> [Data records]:
'''

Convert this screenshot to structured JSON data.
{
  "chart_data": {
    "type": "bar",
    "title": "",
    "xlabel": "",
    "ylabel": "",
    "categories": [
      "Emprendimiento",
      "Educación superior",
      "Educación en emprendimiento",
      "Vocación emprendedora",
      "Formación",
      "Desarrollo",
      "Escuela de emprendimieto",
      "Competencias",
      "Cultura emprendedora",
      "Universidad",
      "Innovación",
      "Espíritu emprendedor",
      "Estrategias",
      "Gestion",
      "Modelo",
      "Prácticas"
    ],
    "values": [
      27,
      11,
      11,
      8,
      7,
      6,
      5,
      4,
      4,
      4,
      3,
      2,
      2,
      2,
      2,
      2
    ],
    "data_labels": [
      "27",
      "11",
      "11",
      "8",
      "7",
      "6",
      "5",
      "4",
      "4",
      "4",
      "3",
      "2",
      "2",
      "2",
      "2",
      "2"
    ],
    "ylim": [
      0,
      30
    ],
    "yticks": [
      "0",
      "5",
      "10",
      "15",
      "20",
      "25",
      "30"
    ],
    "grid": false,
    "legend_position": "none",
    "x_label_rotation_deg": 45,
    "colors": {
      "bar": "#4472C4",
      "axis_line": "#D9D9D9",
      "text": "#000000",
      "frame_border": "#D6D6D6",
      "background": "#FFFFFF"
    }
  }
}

'''

> [Directions]: The whole listing above needs to be written out again exactly.

> [Result below]:
Convert this screenshot to structured JSON data.
{
  "chart_data": {
    "type": "bar",
    "title": "",
    "xlabel": "",
    "ylabel": "",
    "categories": [
      "Emprendimiento",
      "Educación superior",
      "Educación en emprendimiento",
      "Vocación emprendedora",
      "Formación",
      "Desarrollo",
      "Escuela de emprendimieto",
      "Competencias",
      "Cultura emprendedora",
      "Universidad",
      "Innovación",
      "Espíritu emprendedor",
      "Estrategias",
      "Gestion",
      "Modelo",
      "Prácticas"
    ],
    "values": [
      27,
      11,
      11,
      8,
      7,
      6,
      5,
      4,
      4,
      4,
      3,
      2,
      2,
      2,
      2,
      2
    ],
    "data_labels": [
      "27",
      "11",
      "11",
      "8",
      "7",
      "6",
      "5",
      "4",
      "4",
      "4",
      "3",
      "2",
      "2",
      "2",
      "2",
      "2"
    ],
    "ylim": [
      0,
      30
    ],
    "yticks": [
      "0",
      "5",
      "10",
      "15",
      "20",
      "25",
      "30"
    ],
    "grid": false,
    "legend_position": "none",
    "x_label_rotation_deg": 45,
    "colors": {
      "bar": "#4472C4",
      "axis_line": "#D9D9D9",
      "text": "#000000",
      "frame_border": "#D6D6D6",
      "background": "#FFFFFF"
    }
  }
}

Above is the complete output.